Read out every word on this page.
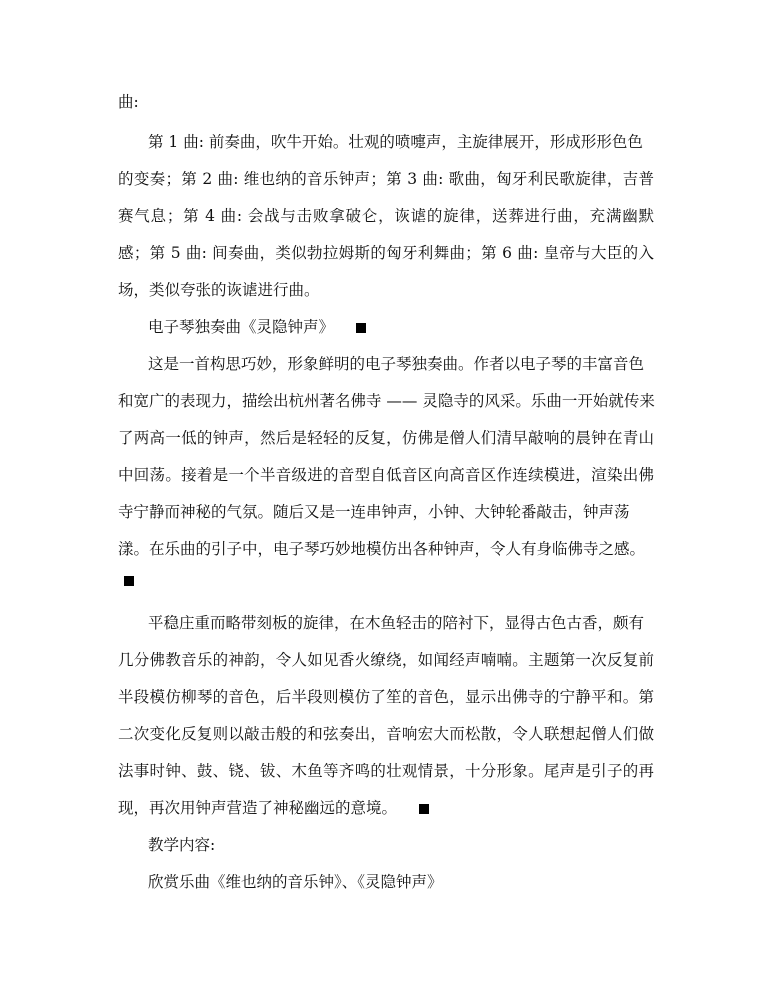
曲:
第 1 曲: 前奏曲，吹牛开始。壮观的喷嚏声，主旋律展开，形成形形色色
的变奏；第 2 曲: 维也纳的音乐钟声；第 3 曲: 歌曲，匈牙利民歌旋律，吉普
赛气息；第 4 曲: 会战与击败拿破仑，诙谑的旋律，送葬进行曲，充满幽默
感；第 5 曲: 间奏曲，类似勃拉姆斯的匈牙利舞曲；第 6 曲: 皇帝与大臣的入
场，类似夸张的诙谑进行曲。
电子琴独奏曲《灵隐钟声》
这是一首构思巧妙，形象鲜明的电子琴独奏曲。作者以电子琴的丰富音色
和宽广的表现力，描绘出杭州著名佛寺 —— 灵隐寺的风采。乐曲一开始就传来
了两高一低的钟声，然后是轻轻的反复，仿佛是僧人们清早敲响的晨钟在青山
中回荡。接着是一个半音级进的音型自低音区向高音区作连续模进，渲染出佛
寺宁静而神秘的气氛。随后又是一连串钟声，小钟、大钟轮番敲击，钟声荡
漾。在乐曲的引子中，电子琴巧妙地模仿出各种钟声，令人有身临佛寺之感。
平稳庄重而略带刻板的旋律，在木鱼轻击的陪衬下，显得古色古香，颇有
几分佛教音乐的神韵，令人如见香火缭绕，如闻经声喃喃。主题第一次反复前
半段模仿柳琴的音色，后半段则模仿了笙的音色，显示出佛寺的宁静平和。第
二次变化反复则以敲击般的和弦奏出，音响宏大而松散，令人联想起僧人们做
法事时钟、鼓、铙、钹、木鱼等齐鸣的壮观情景，十分形象。尾声是引子的再
现，再次用钟声营造了神秘幽远的意境。
教学内容:
欣赏乐曲《维也纳的音乐钟》、《灵隐钟声》
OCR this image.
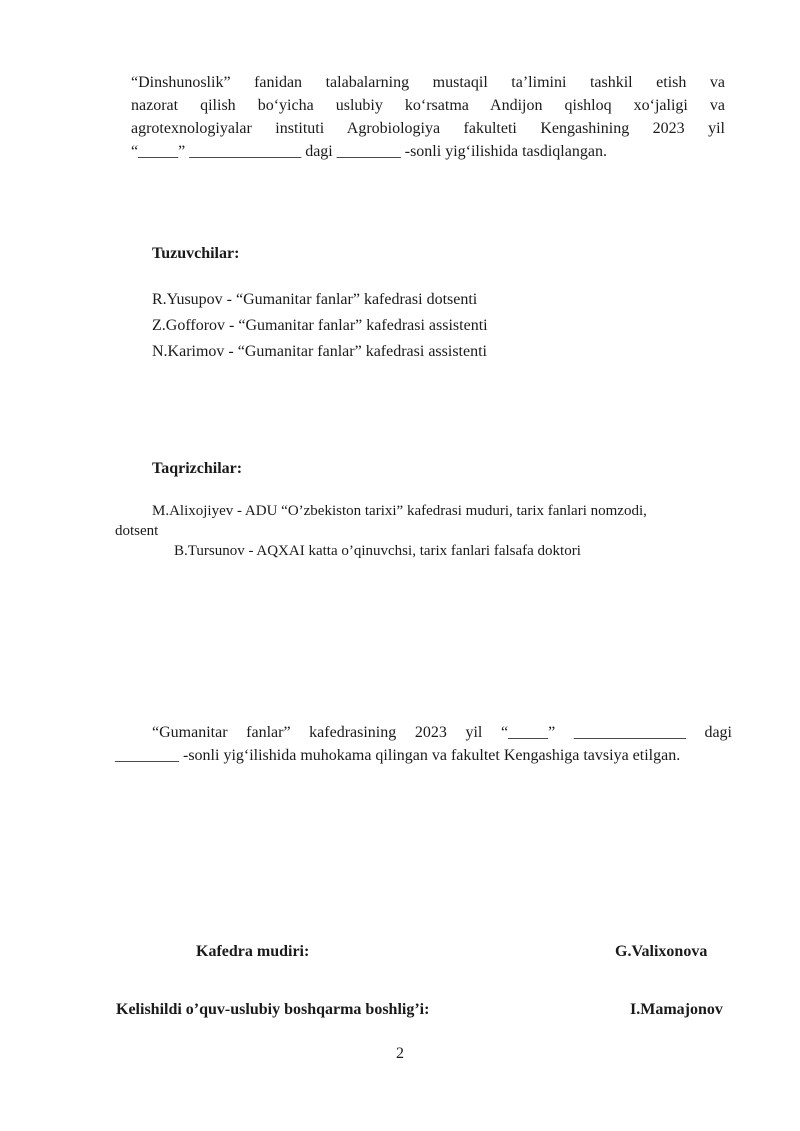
“Dinshunoslik” fanidan talabalarning mustaqil ta’limini tashkil etish va
nazorat qilish bo‘yicha uslubiy ko‘rsatma Andijon qishloq xo‘jaligi va
agrotexnologiyalar instituti Agrobiologiya fakulteti Kengashining 2023 yil
“_____” ______________ dagi ________ -sonli yig‘ilishida tasdiqlangan.
Tuzuvchilar:
R.Yusupov - “Gumanitar fanlar” kafedrasi dotsenti
Z.Gofforov - “Gumanitar fanlar” kafedrasi assistenti
N.Karimov - “Gumanitar fanlar” kafedrasi assistenti
Taqrizchilar:
M.Alixojiyev - ADU “O’zbekiston tarixi” kafedrasi muduri, tarix fanlari nomzodi,
dotsent
B.Tursunov - AQXAI katta o’qinuvchsi, tarix fanlari falsafa doktori
“Gumanitar fanlar” kafedrasining 2023 yil “_____” ______________ dagi
________ -sonli yig‘ilishida muhokama qilingan va fakultet Kengashiga tavsiya etilgan.
Kafedra mudiri:	G.Valixonova
Kelishildi o’quv-uslubiy boshqarma boshlig’i:	I.Mamajonov
2
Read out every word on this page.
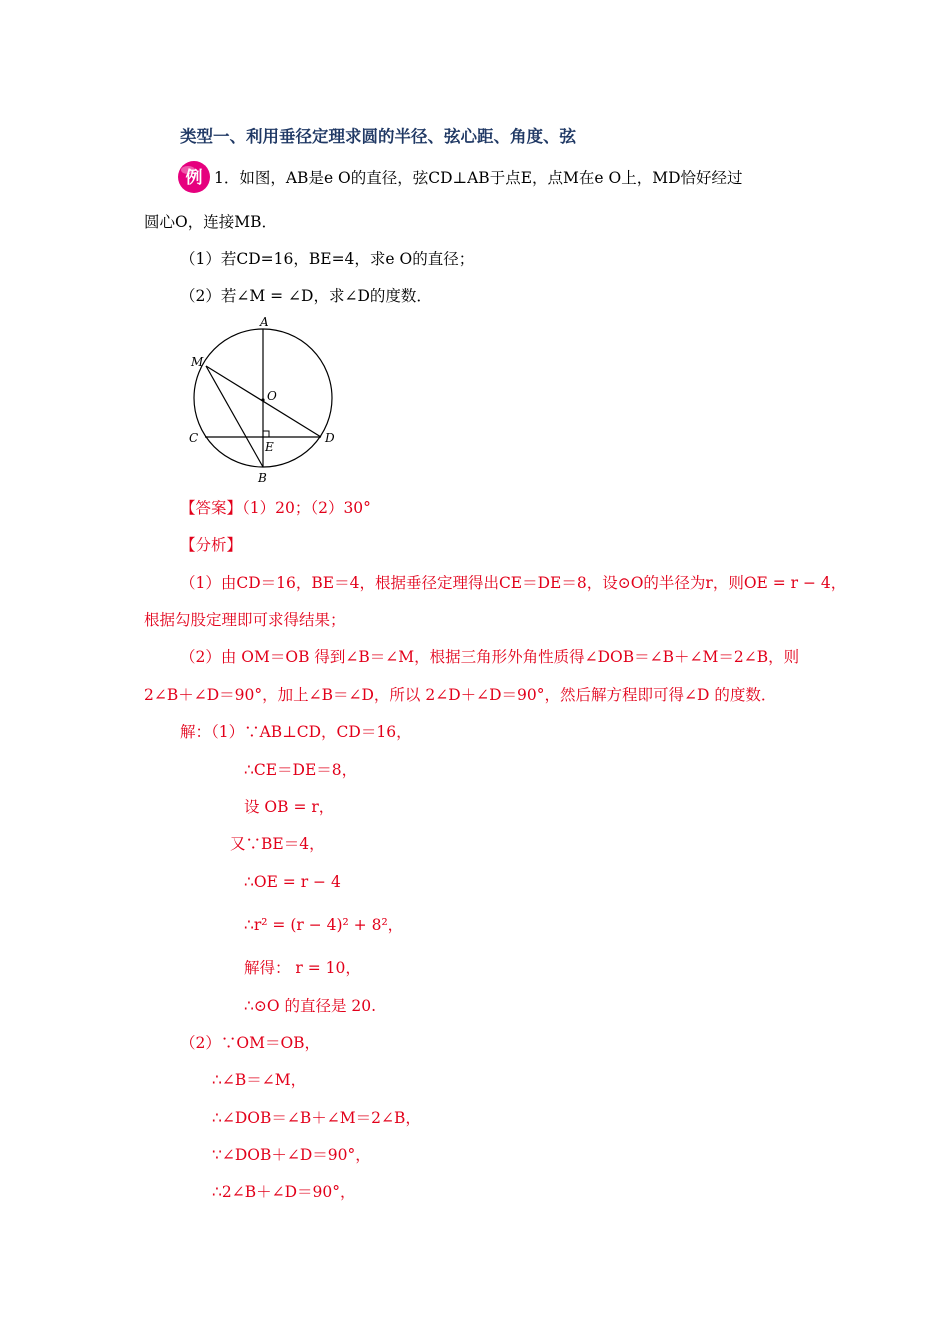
类型一、利用垂径定理求圆的半径、弦心距、角度、弦
例 1．如图，AB是e O的直径，弦CD⊥AB于点E，点M在e O上，MD恰好经过
圆心O，连接MB．
（1）若CD=16，BE=4，求e O的直径；
（2）若∠M = ∠D，求∠D的度数．
A
M
O
C	D
E
B
【答案】（1）20；（2）30°
【分析】
（1）由CD＝16，BE＝4，根据垂径定理得出CE＝DE＝8，设⊙O的半径为r，则OE = r − 4，
根据勾股定理即可求得结果；
（2）由 OM＝OB 得到∠B＝∠M，根据三角形外角性质得∠DOB＝∠B＋∠M＝2∠B，则
2∠B＋∠D＝90°，加上∠B＝∠D，所以 2∠D＋∠D＝90°，然后解方程即可得∠D 的度数．
解：（1）∵AB⊥CD，CD＝16，
∴CE＝DE＝8，
设 OB = r，
又∵BE＝4，
∴OE = r − 4
∴r² = (r − 4)² + 8²，
解得： r = 10，
∴⊙O 的直径是 20.
（2）∵OM＝OB，
∴∠B＝∠M，
∴∠DOB＝∠B＋∠M＝2∠B，
∵∠DOB＋∠D＝90°，
∴2∠B＋∠D＝90°，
───
- WHAT TO DO: Pictures don't belong in the copy. Transcribe every record exactly as it appears.

- RESULT:
Read out every word on this page.
曲:
第 1 曲: 前奏曲，吹牛开始。壮观的喷嚏声，主旋律展开，形成形形色色
的变奏；第 2 曲: 维也纳的音乐钟声；第 3 曲: 歌曲，匈牙利民歌旋律，吉普
赛气息；第 4 曲: 会战与击败拿破仑，诙谑的旋律，送葬进行曲，充满幽默
感；第 5 曲: 间奏曲，类似勃拉姆斯的匈牙利舞曲；第 6 曲: 皇帝与大臣的入
场，类似夸张的诙谑进行曲。
电子琴独奏曲《灵隐钟声》
这是一首构思巧妙，形象鲜明的电子琴独奏曲。作者以电子琴的丰富音色
和宽广的表现力，描绘出杭州著名佛寺 —— 灵隐寺的风采。乐曲一开始就传来
了两高一低的钟声，然后是轻轻的反复，仿佛是僧人们清早敲响的晨钟在青山
中回荡。接着是一个半音级进的音型自低音区向高音区作连续模进，渲染出佛
寺宁静而神秘的气氛。随后又是一连串钟声，小钟、大钟轮番敲击，钟声荡
漾。在乐曲的引子中，电子琴巧妙地模仿出各种钟声，令人有身临佛寺之感。
平稳庄重而略带刻板的旋律，在木鱼轻击的陪衬下，显得古色古香，颇有
几分佛教音乐的神韵，令人如见香火缭绕，如闻经声喃喃。主题第一次反复前
半段模仿柳琴的音色，后半段则模仿了笙的音色，显示出佛寺的宁静平和。第
二次变化反复则以敲击般的和弦奏出，音响宏大而松散，令人联想起僧人们做
法事时钟、鼓、铙、钹、木鱼等齐鸣的壮观情景，十分形象。尾声是引子的再
现，再次用钟声营造了神秘幽远的意境。
教学内容:
欣赏乐曲《维也纳的音乐钟》、《灵隐钟声》
OCR this image.
“Dinshunoslik” fanidan talabalarning mustaqil ta’limini tashkil etish va
nazorat qilish bo‘yicha uslubiy ko‘rsatma Andijon qishloq xo‘jaligi va
agrotexnologiyalar instituti Agrobiologiya fakulteti Kengashining 2023 yil
“_____” ______________ dagi ________ -sonli yig‘ilishida tasdiqlangan.
Tuzuvchilar:
R.Yusupov - “Gumanitar fanlar” kafedrasi dotsenti
Z.Gofforov - “Gumanitar fanlar” kafedrasi assistenti
N.Karimov - “Gumanitar fanlar” kafedrasi assistenti
Taqrizchilar:
M.Alixojiyev - ADU “O’zbekiston tarixi” kafedrasi muduri, tarix fanlari nomzodi,
dotsent
B.Tursunov - AQXAI katta o’qinuvchsi, tarix fanlari falsafa doktori
“Gumanitar fanlar” kafedrasining 2023 yil “_____” ______________ dagi
________ -sonli yig‘ilishida muhokama qilingan va fakultet Kengashiga tavsiya etilgan.
Kafedra mudiri:	G.Valixonova
Kelishildi o’quv-uslubiy boshqarma boshlig’i:	I.Mamajonov
2
Read out every word on this page.
类型一、利用垂径定理求圆的半径、弦心距、角度、弦
例 1．如图，AB是e O的直径，弦CD⊥AB于点E，点M在e O上，MD恰好经过
圆心O，连接MB．
（1）若CD=16，BE=4，求e O的直径；
（2）若∠M = ∠D，求∠D的度数．
A
M
O
C	D
E
B
【答案】（1）20；（2）30°
【分析】
（1）由CD＝16，BE＝4，根据垂径定理得出CE＝DE＝8，设⊙O的半径为r，则OE = r − 4，
根据勾股定理即可求得结果；
（2）由 OM＝OB 得到∠B＝∠M，根据三角形外角性质得∠DOB＝∠B＋∠M＝2∠B，则
2∠B＋∠D＝90°，加上∠B＝∠D，所以 2∠D＋∠D＝90°，然后解方程即可得∠D 的度数．
解：（1）∵AB⊥CD，CD＝16，
∴CE＝DE＝8，
设 OB = r，
又∵BE＝4，
∴OE = r − 4
∴r² = (r − 4)² + 8²，
解得： r = 10，
∴⊙O 的直径是 20.
（2）∵OM＝OB，
∴∠B＝∠M，
∴∠DOB＝∠B＋∠M＝2∠B，
∵∠DOB＋∠D＝90°，
∴2∠B＋∠D＝90°，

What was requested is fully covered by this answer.